═════ DATA FOR THIS TASK

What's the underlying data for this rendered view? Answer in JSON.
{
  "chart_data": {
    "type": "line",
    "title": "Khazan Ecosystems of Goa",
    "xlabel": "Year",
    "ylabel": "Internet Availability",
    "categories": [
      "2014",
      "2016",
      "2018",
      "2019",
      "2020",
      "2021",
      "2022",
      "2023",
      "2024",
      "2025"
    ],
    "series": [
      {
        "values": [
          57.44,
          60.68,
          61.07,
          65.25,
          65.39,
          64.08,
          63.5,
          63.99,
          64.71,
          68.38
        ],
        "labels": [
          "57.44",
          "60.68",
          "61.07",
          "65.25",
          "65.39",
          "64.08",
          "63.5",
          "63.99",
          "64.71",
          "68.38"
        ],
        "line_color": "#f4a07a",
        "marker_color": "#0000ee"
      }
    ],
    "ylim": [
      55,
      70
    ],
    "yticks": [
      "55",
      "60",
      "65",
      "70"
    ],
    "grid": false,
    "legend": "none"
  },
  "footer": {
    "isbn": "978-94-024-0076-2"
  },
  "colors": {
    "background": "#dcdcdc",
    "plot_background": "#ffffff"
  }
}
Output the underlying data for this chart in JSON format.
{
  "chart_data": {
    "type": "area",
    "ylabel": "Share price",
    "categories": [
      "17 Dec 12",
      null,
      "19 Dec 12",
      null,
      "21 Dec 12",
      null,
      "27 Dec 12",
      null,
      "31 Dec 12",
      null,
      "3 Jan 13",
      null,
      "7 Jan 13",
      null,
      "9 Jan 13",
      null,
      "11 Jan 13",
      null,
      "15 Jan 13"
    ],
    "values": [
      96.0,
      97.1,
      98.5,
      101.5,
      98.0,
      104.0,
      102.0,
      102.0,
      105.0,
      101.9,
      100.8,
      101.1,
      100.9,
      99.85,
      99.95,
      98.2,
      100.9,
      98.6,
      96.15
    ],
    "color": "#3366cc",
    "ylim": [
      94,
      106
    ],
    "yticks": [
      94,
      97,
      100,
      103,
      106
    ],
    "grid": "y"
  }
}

══════════

WHAT TO DO -
Return each line of the records above exactly as it reads.

RESULT -
What's the underlying data for this rendered view? Answer in JSON.
{
  "chart_data": {
    "type": "line",
    "title": "Khazan Ecosystems of Goa",
    "xlabel": "Year",
    "ylabel": "Internet Availability",
    "categories": [
      "2014",
      "2016",
      "2018",
      "2019",
      "2020",
      "2021",
      "2022",
      "2023",
      "2024",
      "2025"
    ],
    "series": [
      {
        "values": [
          57.44,
          60.68,
          61.07,
          65.25,
          65.39,
          64.08,
          63.5,
          63.99,
          64.71,
          68.38
        ],
        "labels": [
          "57.44",
          "60.68",
          "61.07",
          "65.25",
          "65.39",
          "64.08",
          "63.5",
          "63.99",
          "64.71",
          "68.38"
        ],
        "line_color": "#f4a07a",
        "marker_color": "#0000ee"
      }
    ],
    "ylim": [
      55,
      70
    ],
    "yticks": [
      "55",
      "60",
      "65",
      "70"
    ],
    "grid": false,
    "legend": "none"
  },
  "footer": {
    "isbn": "978-94-024-0076-2"
  },
  "colors": {
    "background": "#dcdcdc",
    "plot_background": "#ffffff"
  }
}
Output the underlying data for this chart in JSON format.
{
  "chart_data": {
    "type": "area",
    "ylabel": "Share price",
    "categories": [
      "17 Dec 12",
      null,
      "19 Dec 12",
      null,
      "21 Dec 12",
      null,
      "27 Dec 12",
      null,
      "31 Dec 12",
      null,
      "3 Jan 13",
      null,
      "7 Jan 13",
      null,
      "9 Jan 13",
      null,
      "11 Jan 13",
      null,
      "15 Jan 13"
    ],
    "values": [
      96.0,
      97.1,
      98.5,
      101.5,
      98.0,
      104.0,
      102.0,
      102.0,
      105.0,
      101.9,
      100.8,
      101.1,
      100.9,
      99.85,
      99.95,
      98.2,
      100.9,
      98.6,
      96.15
    ],
    "color": "#3366cc",
    "ylim": [
      94,
      106
    ],
    "yticks": [
      94,
      97,
      100,
      103,
      106
    ],
    "grid": "y"
  }
}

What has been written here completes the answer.